(Dataset records)
**********

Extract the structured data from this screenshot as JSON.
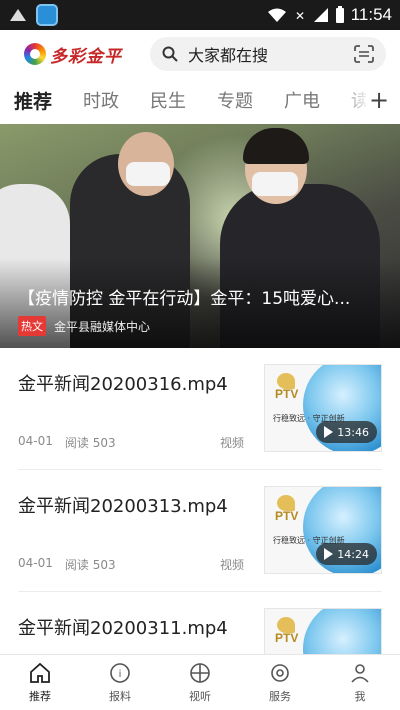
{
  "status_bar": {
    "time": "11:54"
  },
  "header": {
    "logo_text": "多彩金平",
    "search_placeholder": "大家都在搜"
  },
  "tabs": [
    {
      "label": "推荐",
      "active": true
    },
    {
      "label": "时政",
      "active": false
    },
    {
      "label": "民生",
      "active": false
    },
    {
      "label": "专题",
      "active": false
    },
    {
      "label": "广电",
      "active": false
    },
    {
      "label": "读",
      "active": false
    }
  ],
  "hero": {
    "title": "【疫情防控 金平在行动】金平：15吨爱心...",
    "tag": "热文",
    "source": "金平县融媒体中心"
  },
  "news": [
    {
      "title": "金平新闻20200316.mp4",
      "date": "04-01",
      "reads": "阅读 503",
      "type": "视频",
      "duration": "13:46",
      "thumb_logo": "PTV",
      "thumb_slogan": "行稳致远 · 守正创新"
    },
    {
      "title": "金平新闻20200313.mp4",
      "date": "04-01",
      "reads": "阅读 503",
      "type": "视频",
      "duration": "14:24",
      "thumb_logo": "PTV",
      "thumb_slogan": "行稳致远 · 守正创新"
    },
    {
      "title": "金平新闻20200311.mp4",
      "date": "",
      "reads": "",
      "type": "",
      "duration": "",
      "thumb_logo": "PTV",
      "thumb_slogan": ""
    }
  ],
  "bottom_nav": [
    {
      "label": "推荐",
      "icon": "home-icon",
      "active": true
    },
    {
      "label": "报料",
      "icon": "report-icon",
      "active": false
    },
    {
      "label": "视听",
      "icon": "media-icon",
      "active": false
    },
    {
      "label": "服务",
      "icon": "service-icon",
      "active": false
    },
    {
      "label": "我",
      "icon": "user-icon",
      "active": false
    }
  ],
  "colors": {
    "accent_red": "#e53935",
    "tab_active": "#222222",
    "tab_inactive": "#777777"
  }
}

**********

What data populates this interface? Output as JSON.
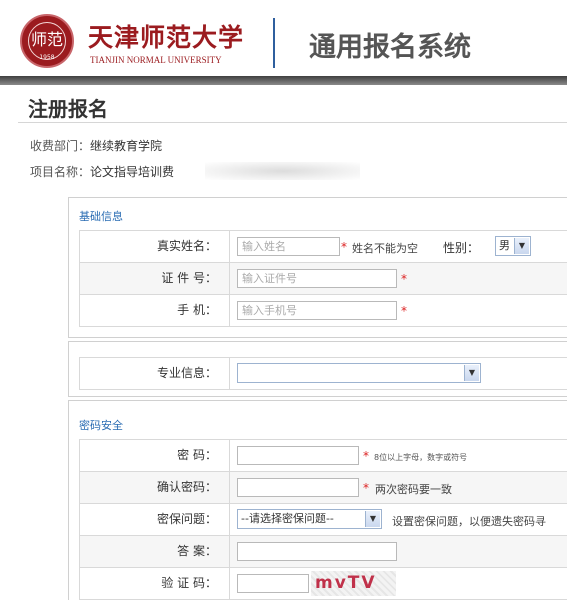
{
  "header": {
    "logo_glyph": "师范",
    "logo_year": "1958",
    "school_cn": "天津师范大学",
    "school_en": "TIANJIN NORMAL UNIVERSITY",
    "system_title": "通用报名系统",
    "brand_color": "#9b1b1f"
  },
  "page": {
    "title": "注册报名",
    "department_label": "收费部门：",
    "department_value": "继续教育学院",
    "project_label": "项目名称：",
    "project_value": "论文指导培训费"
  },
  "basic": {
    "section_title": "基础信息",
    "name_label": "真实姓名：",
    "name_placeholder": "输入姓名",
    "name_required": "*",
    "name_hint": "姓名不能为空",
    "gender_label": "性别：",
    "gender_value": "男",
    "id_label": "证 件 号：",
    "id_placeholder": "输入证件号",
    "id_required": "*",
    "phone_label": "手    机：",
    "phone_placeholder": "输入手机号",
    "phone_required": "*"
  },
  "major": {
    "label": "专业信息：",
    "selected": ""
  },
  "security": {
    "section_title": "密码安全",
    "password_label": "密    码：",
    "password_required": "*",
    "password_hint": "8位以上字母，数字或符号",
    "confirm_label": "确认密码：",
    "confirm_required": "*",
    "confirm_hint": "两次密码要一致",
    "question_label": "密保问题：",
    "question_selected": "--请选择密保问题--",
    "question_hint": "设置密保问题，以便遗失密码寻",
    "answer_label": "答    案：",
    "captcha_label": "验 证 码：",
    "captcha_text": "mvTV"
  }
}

**********

• What is expected
From the records above, report the count of lines containing "duration" and nothing more.

• Answer to this problem
3